Write the material out again, line by line, exactly as it is.

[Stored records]
—————
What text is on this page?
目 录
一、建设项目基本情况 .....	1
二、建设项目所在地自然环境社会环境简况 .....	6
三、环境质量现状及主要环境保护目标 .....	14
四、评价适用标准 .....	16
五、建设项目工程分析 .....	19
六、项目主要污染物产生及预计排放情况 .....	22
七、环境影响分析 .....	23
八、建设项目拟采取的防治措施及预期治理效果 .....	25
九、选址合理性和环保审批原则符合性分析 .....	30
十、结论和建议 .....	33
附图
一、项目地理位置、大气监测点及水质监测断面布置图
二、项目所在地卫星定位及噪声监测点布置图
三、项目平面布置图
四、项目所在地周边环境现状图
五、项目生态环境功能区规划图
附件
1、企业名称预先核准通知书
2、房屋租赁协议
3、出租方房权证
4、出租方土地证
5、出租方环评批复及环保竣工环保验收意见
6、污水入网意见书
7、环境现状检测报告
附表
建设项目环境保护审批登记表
—————
> **Result of this exercise**:
What text is on this page?
目 录
一、建设项目基本情况 .....	1
二、建设项目所在地自然环境社会环境简况 .....	6
三、环境质量现状及主要环境保护目标 .....	14
四、评价适用标准 .....	16
五、建设项目工程分析 .....	19
六、项目主要污染物产生及预计排放情况 .....	22
七、环境影响分析 .....	23
八、建设项目拟采取的防治措施及预期治理效果 .....	25
九、选址合理性和环保审批原则符合性分析 .....	30
十、结论和建议 .....	33
附图
一、项目地理位置、大气监测点及水质监测断面布置图
二、项目所在地卫星定位及噪声监测点布置图
三、项目平面布置图
四、项目所在地周边环境现状图
五、项目生态环境功能区规划图
附件
1、企业名称预先核准通知书
2、房屋租赁协议
3、出租方房权证
4、出租方土地证
5、出租方环评批复及环保竣工环保验收意见
6、污水入网意见书
7、环境现状检测报告
附表
建设项目环境保护审批登记表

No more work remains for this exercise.